▶ [Given exercise]
The records underneath are to be repeated exactly, with the pictures left out.
'''
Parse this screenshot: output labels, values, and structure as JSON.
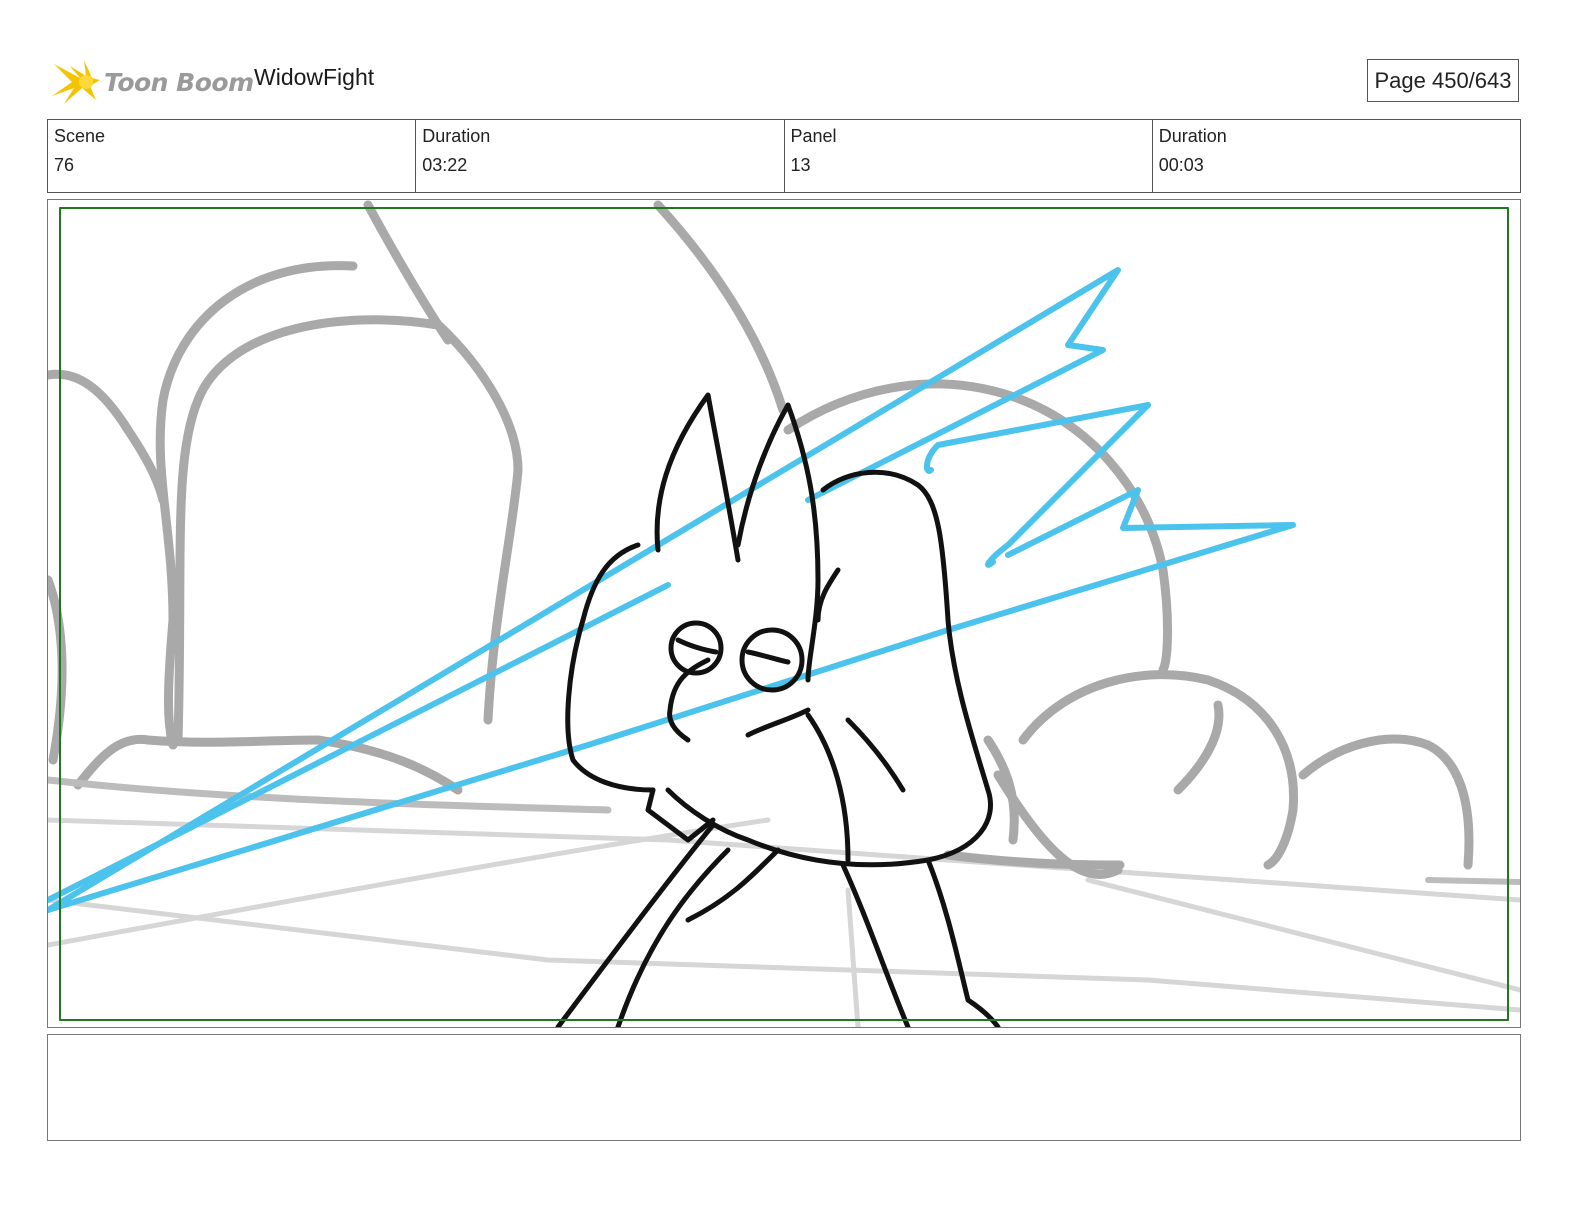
{
  "header": {
    "brand": "Toon Boom",
    "project": "WidowFight",
    "page": "Page 450/643"
  },
  "info": {
    "scene_label": "Scene",
    "scene_value": "76",
    "scene_duration_label": "Duration",
    "scene_duration_value": "03:22",
    "panel_label": "Panel",
    "panel_value": "13",
    "panel_duration_label": "Duration",
    "panel_duration_value": "00:03"
  },
  "notes": {
    "text": ""
  },
  "colors": {
    "safe_frame": "#1f7a1f",
    "lightning": "#4cc3ec",
    "sketch_gray": "#a8a8a8",
    "ink": "#111111",
    "logo_yellow": "#f5c400"
  }
}
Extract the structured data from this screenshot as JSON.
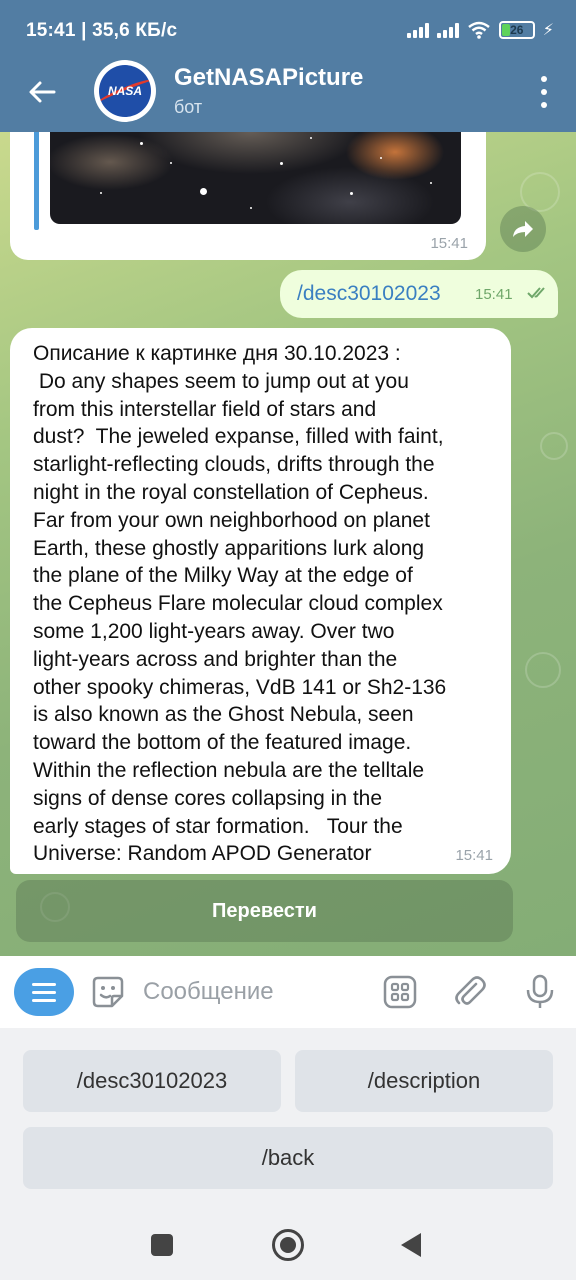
{
  "status_bar": {
    "time_speed": "15:41 | 35,6 КБ/с",
    "battery_level": "26",
    "icons": [
      "signal-icon",
      "signal-icon",
      "wifi-icon",
      "battery-icon",
      "charging-icon"
    ]
  },
  "header": {
    "title": "GetNASAPicture",
    "subtitle": "бот",
    "avatar_text": "NASA"
  },
  "messages": {
    "image_message": {
      "time": "15:41"
    },
    "outgoing": {
      "text": "/desc30102023",
      "time": "15:41"
    },
    "incoming": {
      "lines": [
        "Описание к картинке дня 30.10.2023 :",
        " Do any shapes seem to jump out at you",
        "from this interstellar field of stars and",
        "dust?  The jeweled expanse, filled with faint,",
        "starlight-reflecting clouds, drifts through the",
        "night in the royal constellation of Cepheus.",
        "Far from your own neighborhood on planet",
        "Earth, these ghostly apparitions lurk along",
        "the plane of the Milky Way at the edge of",
        "the Cepheus Flare molecular cloud complex",
        "some 1,200 light-years away. Over two",
        "light-years across and brighter than the",
        "other spooky chimeras, VdB 141 or Sh2-136",
        "is also known as the Ghost Nebula, seen",
        "toward the bottom of the featured image.",
        "Within the reflection nebula are the telltale",
        "signs of dense cores collapsing in the",
        "early stages of star formation.   Tour the",
        "Universe: Random APOD Generator"
      ],
      "time": "15:41"
    },
    "inline_button": "Перевести"
  },
  "input": {
    "placeholder": "Сообщение"
  },
  "reply_keyboard": {
    "buttons": [
      "/desc30102023",
      "/description",
      "/back"
    ]
  },
  "colors": {
    "header_bg": "#527da3",
    "accent_blue": "#4a9fe4",
    "outgoing_bubble": "#effedd"
  }
}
'''
▶ [Final result]
Parse this screenshot: output labels, values, and structure as JSON.
{
  "header": {
    "brand": "Toon Boom",
    "project": "WidowFight",
    "page": "Page 450/643"
  },
  "info": {
    "scene_label": "Scene",
    "scene_value": "76",
    "scene_duration_label": "Duration",
    "scene_duration_value": "03:22",
    "panel_label": "Panel",
    "panel_value": "13",
    "panel_duration_label": "Duration",
    "panel_duration_value": "00:03"
  },
  "notes": {
    "text": ""
  },
  "colors": {
    "safe_frame": "#1f7a1f",
    "lightning": "#4cc3ec",
    "sketch_gray": "#a8a8a8",
    "ink": "#111111",
    "logo_yellow": "#f5c400"
  }
}
Extract the structured data from this screenshot as JSON.
{
  "status_bar": {
    "time_speed": "15:41 | 35,6 КБ/с",
    "battery_level": "26",
    "icons": [
      "signal-icon",
      "signal-icon",
      "wifi-icon",
      "battery-icon",
      "charging-icon"
    ]
  },
  "header": {
    "title": "GetNASAPicture",
    "subtitle": "бот",
    "avatar_text": "NASA"
  },
  "messages": {
    "image_message": {
      "time": "15:41"
    },
    "outgoing": {
      "text": "/desc30102023",
      "time": "15:41"
    },
    "incoming": {
      "lines": [
        "Описание к картинке дня 30.10.2023 :",
        " Do any shapes seem to jump out at you",
        "from this interstellar field of stars and",
        "dust?  The jeweled expanse, filled with faint,",
        "starlight-reflecting clouds, drifts through the",
        "night in the royal constellation of Cepheus.",
        "Far from your own neighborhood on planet",
        "Earth, these ghostly apparitions lurk along",
        "the plane of the Milky Way at the edge of",
        "the Cepheus Flare molecular cloud complex",
        "some 1,200 light-years away. Over two",
        "light-years across and brighter than the",
        "other spooky chimeras, VdB 141 or Sh2-136",
        "is also known as the Ghost Nebula, seen",
        "toward the bottom of the featured image.",
        "Within the reflection nebula are the telltale",
        "signs of dense cores collapsing in the",
        "early stages of star formation.   Tour the",
        "Universe: Random APOD Generator"
      ],
      "time": "15:41"
    },
    "inline_button": "Перевести"
  },
  "input": {
    "placeholder": "Сообщение"
  },
  "reply_keyboard": {
    "buttons": [
      "/desc30102023",
      "/description",
      "/back"
    ]
  },
  "colors": {
    "header_bg": "#527da3",
    "accent_blue": "#4a9fe4",
    "outgoing_bubble": "#effedd"
  }
}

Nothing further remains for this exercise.